EXERCISE PROMPT:
Return each line of the data below exactly, omitting any pictures.

· · · ·

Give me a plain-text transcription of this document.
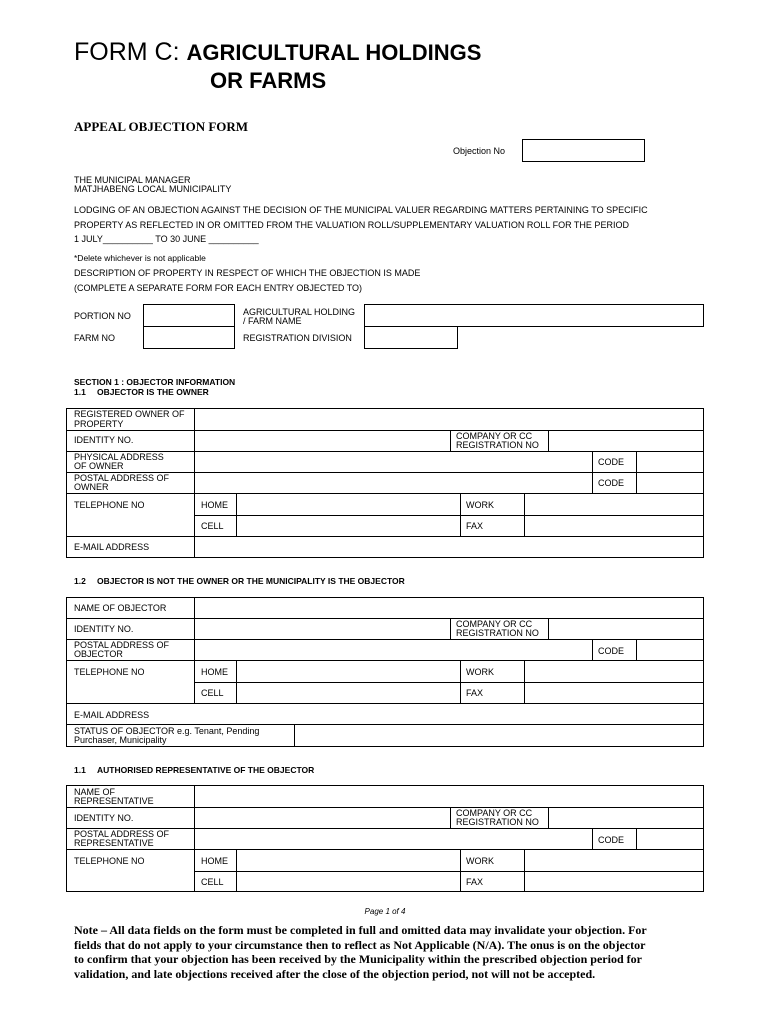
FORM C: AGRICULTURAL HOLDINGS
OR FARMS
APPEAL OBJECTION FORM
Objection No
THE MUNICIPAL MANAGER
MATJHABENG LOCAL MUNICIPALITY
LODGING OF AN OBJECTION AGAINST THE DECISION OF THE MUNICIPAL VALUER REGARDING MATTERS PERTAINING TO SPECIFIC
PROPERTY AS REFLECTED IN OR OMITTED FROM THE VALUATION ROLL/SUPPLEMENTARY VALUATION ROLL FOR THE PERIOD
1 JULY__________ TO 30 JUNE __________
*Delete whichever is not applicable
DESCRIPTION OF PROPERTY IN RESPECT OF WHICH THE OBJECTION IS MADE
(COMPLETE A SEPARATE FORM FOR EACH ENTRY OBJECTED TO)
PORTION NO	AGRICULTURAL HOLDING
/ FARM NAME
FARM NO	REGISTRATION DIVISION
SECTION 1 : OBJECTOR INFORMATION
1.1 OBJECTOR IS THE OWNER
REGISTERED OWNER OF
PROPERTY
IDENTITY NO.	COMPANY OR CC
REGISTRATION NO
PHYSICAL ADDRESS
OF OWNER	CODE
POSTAL ADDRESS OF
OWNER	CODE
TELEPHONE NO	HOME	WORK
CELL	FAX
E-MAIL ADDRESS
1.2 OBJECTOR IS NOT THE OWNER OR THE MUNICIPALITY IS THE OBJECTOR
NAME OF OBJECTOR
IDENTITY NO.	COMPANY OR CC
REGISTRATION NO
POSTAL ADDRESS OF
OBJECTOR	CODE
TELEPHONE NO	HOME	WORK
CELL	FAX
E-MAIL ADDRESS
STATUS OF OBJECTOR e.g. Tenant, Pending
Purchaser, Municipality
1.1 AUTHORISED REPRESENTATIVE OF THE OBJECTOR
NAME OF
REPRESENTATIVE
IDENTITY NO.	COMPANY OR CC
REGISTRATION NO
POSTAL ADDRESS OF
REPRESENTATIVE	CODE
TELEPHONE NO	HOME	WORK
CELL	FAX
Page 1 of 4
Note – All data fields on the form must be completed in full and omitted data may invalidate your objection. For
fields that do not apply to your circumstance then to reflect as Not Applicable (N/A). The onus is on the objector
to confirm that your objection has been received by the Municipality within the prescribed objection period for
validation, and late objections received after the close of the objection period, not will not be accepted.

· · · ·

FULL OUTPUT:
Give me a plain-text transcription of this document.
FORM C: AGRICULTURAL HOLDINGS
OR FARMS
APPEAL OBJECTION FORM
Objection No
THE MUNICIPAL MANAGER
MATJHABENG LOCAL MUNICIPALITY
LODGING OF AN OBJECTION AGAINST THE DECISION OF THE MUNICIPAL VALUER REGARDING MATTERS PERTAINING TO SPECIFIC
PROPERTY AS REFLECTED IN OR OMITTED FROM THE VALUATION ROLL/SUPPLEMENTARY VALUATION ROLL FOR THE PERIOD
1 JULY__________ TO 30 JUNE __________
*Delete whichever is not applicable
DESCRIPTION OF PROPERTY IN RESPECT OF WHICH THE OBJECTION IS MADE
(COMPLETE A SEPARATE FORM FOR EACH ENTRY OBJECTED TO)
PORTION NO	AGRICULTURAL HOLDING
/ FARM NAME
FARM NO	REGISTRATION DIVISION
SECTION 1 : OBJECTOR INFORMATION
1.1 OBJECTOR IS THE OWNER
REGISTERED OWNER OF
PROPERTY
IDENTITY NO.	COMPANY OR CC
REGISTRATION NO
PHYSICAL ADDRESS
OF OWNER	CODE
POSTAL ADDRESS OF
OWNER	CODE
TELEPHONE NO	HOME	WORK
CELL	FAX
E-MAIL ADDRESS
1.2 OBJECTOR IS NOT THE OWNER OR THE MUNICIPALITY IS THE OBJECTOR
NAME OF OBJECTOR
IDENTITY NO.	COMPANY OR CC
REGISTRATION NO
POSTAL ADDRESS OF
OBJECTOR	CODE
TELEPHONE NO	HOME	WORK
CELL	FAX
E-MAIL ADDRESS
STATUS OF OBJECTOR e.g. Tenant, Pending
Purchaser, Municipality
1.1 AUTHORISED REPRESENTATIVE OF THE OBJECTOR
NAME OF
REPRESENTATIVE
IDENTITY NO.	COMPANY OR CC
REGISTRATION NO
POSTAL ADDRESS OF
REPRESENTATIVE	CODE
TELEPHONE NO	HOME	WORK
CELL	FAX
Page 1 of 4
Note – All data fields on the form must be completed in full and omitted data may invalidate your objection. For
fields that do not apply to your circumstance then to reflect as Not Applicable (N/A). The onus is on the objector
to confirm that your objection has been received by the Municipality within the prescribed objection period for
validation, and late objections received after the close of the objection period, not will not be accepted.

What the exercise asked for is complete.